◆ Aim
Transcribe the listing word for word.

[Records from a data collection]
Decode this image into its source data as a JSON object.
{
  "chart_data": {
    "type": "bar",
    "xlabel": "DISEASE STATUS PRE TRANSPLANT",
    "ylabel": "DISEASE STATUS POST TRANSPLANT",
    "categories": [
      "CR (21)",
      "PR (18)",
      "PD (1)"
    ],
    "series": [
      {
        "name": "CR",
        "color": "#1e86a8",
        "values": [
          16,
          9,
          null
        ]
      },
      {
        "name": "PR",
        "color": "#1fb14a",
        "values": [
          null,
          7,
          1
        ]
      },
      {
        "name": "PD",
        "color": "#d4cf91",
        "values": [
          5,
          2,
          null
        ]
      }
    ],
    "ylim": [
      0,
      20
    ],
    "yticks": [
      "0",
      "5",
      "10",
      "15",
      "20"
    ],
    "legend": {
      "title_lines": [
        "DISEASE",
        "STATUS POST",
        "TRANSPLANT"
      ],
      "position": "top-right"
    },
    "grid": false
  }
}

◆ Response to this task
Decode this image into its source data as a JSON object.
{
  "chart_data": {
    "type": "bar",
    "xlabel": "DISEASE STATUS PRE TRANSPLANT",
    "ylabel": "DISEASE STATUS POST TRANSPLANT",
    "categories": [
      "CR (21)",
      "PR (18)",
      "PD (1)"
    ],
    "series": [
      {
        "name": "CR",
        "color": "#1e86a8",
        "values": [
          16,
          9,
          null
        ]
      },
      {
        "name": "PR",
        "color": "#1fb14a",
        "values": [
          null,
          7,
          1
        ]
      },
      {
        "name": "PD",
        "color": "#d4cf91",
        "values": [
          5,
          2,
          null
        ]
      }
    ],
    "ylim": [
      0,
      20
    ],
    "yticks": [
      "0",
      "5",
      "10",
      "15",
      "20"
    ],
    "legend": {
      "title_lines": [
        "DISEASE",
        "STATUS POST",
        "TRANSPLANT"
      ],
      "position": "top-right"
    },
    "grid": false
  }
}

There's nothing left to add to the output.